WORK INSTRUCTIONS
Restate the records below word for word.

DATA TO USE
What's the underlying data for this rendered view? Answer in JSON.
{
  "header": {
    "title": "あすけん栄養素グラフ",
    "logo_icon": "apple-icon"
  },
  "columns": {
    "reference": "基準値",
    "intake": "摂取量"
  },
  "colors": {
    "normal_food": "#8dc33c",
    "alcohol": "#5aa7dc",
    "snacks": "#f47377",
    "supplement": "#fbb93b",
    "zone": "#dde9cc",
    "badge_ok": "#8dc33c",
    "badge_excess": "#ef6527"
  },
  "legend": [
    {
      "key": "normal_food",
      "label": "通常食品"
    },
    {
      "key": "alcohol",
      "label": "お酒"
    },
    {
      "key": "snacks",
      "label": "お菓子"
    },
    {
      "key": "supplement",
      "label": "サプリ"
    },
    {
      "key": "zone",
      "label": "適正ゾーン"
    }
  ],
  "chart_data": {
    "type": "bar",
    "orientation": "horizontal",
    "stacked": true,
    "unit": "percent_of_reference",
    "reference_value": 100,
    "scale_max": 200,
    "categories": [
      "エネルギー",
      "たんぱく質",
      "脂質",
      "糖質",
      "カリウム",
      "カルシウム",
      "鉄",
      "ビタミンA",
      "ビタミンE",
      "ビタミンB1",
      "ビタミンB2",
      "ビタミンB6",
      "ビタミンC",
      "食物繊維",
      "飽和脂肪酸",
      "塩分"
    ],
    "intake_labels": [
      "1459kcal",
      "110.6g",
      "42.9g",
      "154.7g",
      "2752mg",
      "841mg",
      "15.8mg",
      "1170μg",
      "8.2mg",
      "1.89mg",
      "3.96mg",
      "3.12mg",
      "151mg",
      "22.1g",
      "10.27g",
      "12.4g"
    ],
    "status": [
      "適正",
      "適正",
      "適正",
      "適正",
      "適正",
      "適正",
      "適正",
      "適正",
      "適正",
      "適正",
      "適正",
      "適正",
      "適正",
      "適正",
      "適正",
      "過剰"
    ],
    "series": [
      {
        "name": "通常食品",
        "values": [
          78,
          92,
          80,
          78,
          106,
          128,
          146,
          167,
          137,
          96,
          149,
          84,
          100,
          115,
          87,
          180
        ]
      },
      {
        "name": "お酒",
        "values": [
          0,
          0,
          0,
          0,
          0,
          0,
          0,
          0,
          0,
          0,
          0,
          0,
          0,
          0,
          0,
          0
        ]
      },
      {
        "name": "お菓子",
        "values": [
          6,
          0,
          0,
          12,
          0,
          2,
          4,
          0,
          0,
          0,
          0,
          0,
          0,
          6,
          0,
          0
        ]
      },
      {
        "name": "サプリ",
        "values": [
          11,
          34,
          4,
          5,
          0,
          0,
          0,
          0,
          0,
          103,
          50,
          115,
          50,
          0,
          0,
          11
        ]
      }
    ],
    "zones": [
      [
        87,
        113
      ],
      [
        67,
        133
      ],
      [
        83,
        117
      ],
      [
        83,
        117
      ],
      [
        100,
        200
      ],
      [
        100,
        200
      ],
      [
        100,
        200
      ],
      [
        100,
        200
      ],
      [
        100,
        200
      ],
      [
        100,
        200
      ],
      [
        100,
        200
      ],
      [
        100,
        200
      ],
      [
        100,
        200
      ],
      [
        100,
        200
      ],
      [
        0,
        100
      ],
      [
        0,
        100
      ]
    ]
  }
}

REPLY
What's the underlying data for this rendered view? Answer in JSON.
{
  "header": {
    "title": "あすけん栄養素グラフ",
    "logo_icon": "apple-icon"
  },
  "columns": {
    "reference": "基準値",
    "intake": "摂取量"
  },
  "colors": {
    "normal_food": "#8dc33c",
    "alcohol": "#5aa7dc",
    "snacks": "#f47377",
    "supplement": "#fbb93b",
    "zone": "#dde9cc",
    "badge_ok": "#8dc33c",
    "badge_excess": "#ef6527"
  },
  "legend": [
    {
      "key": "normal_food",
      "label": "通常食品"
    },
    {
      "key": "alcohol",
      "label": "お酒"
    },
    {
      "key": "snacks",
      "label": "お菓子"
    },
    {
      "key": "supplement",
      "label": "サプリ"
    },
    {
      "key": "zone",
      "label": "適正ゾーン"
    }
  ],
  "chart_data": {
    "type": "bar",
    "orientation": "horizontal",
    "stacked": true,
    "unit": "percent_of_reference",
    "reference_value": 100,
    "scale_max": 200,
    "categories": [
      "エネルギー",
      "たんぱく質",
      "脂質",
      "糖質",
      "カリウム",
      "カルシウム",
      "鉄",
      "ビタミンA",
      "ビタミンE",
      "ビタミンB1",
      "ビタミンB2",
      "ビタミンB6",
      "ビタミンC",
      "食物繊維",
      "飽和脂肪酸",
      "塩分"
    ],
    "intake_labels": [
      "1459kcal",
      "110.6g",
      "42.9g",
      "154.7g",
      "2752mg",
      "841mg",
      "15.8mg",
      "1170μg",
      "8.2mg",
      "1.89mg",
      "3.96mg",
      "3.12mg",
      "151mg",
      "22.1g",
      "10.27g",
      "12.4g"
    ],
    "status": [
      "適正",
      "適正",
      "適正",
      "適正",
      "適正",
      "適正",
      "適正",
      "適正",
      "適正",
      "適正",
      "適正",
      "適正",
      "適正",
      "適正",
      "適正",
      "過剰"
    ],
    "series": [
      {
        "name": "通常食品",
        "values": [
          78,
          92,
          80,
          78,
          106,
          128,
          146,
          167,
          137,
          96,
          149,
          84,
          100,
          115,
          87,
          180
        ]
      },
      {
        "name": "お酒",
        "values": [
          0,
          0,
          0,
          0,
          0,
          0,
          0,
          0,
          0,
          0,
          0,
          0,
          0,
          0,
          0,
          0
        ]
      },
      {
        "name": "お菓子",
        "values": [
          6,
          0,
          0,
          12,
          0,
          2,
          4,
          0,
          0,
          0,
          0,
          0,
          0,
          6,
          0,
          0
        ]
      },
      {
        "name": "サプリ",
        "values": [
          11,
          34,
          4,
          5,
          0,
          0,
          0,
          0,
          0,
          103,
          50,
          115,
          50,
          0,
          0,
          11
        ]
      }
    ],
    "zones": [
      [
        87,
        113
      ],
      [
        67,
        133
      ],
      [
        83,
        117
      ],
      [
        83,
        117
      ],
      [
        100,
        200
      ],
      [
        100,
        200
      ],
      [
        100,
        200
      ],
      [
        100,
        200
      ],
      [
        100,
        200
      ],
      [
        100,
        200
      ],
      [
        100,
        200
      ],
      [
        100,
        200
      ],
      [
        100,
        200
      ],
      [
        100,
        200
      ],
      [
        0,
        100
      ],
      [
        0,
        100
      ]
    ]
  }
}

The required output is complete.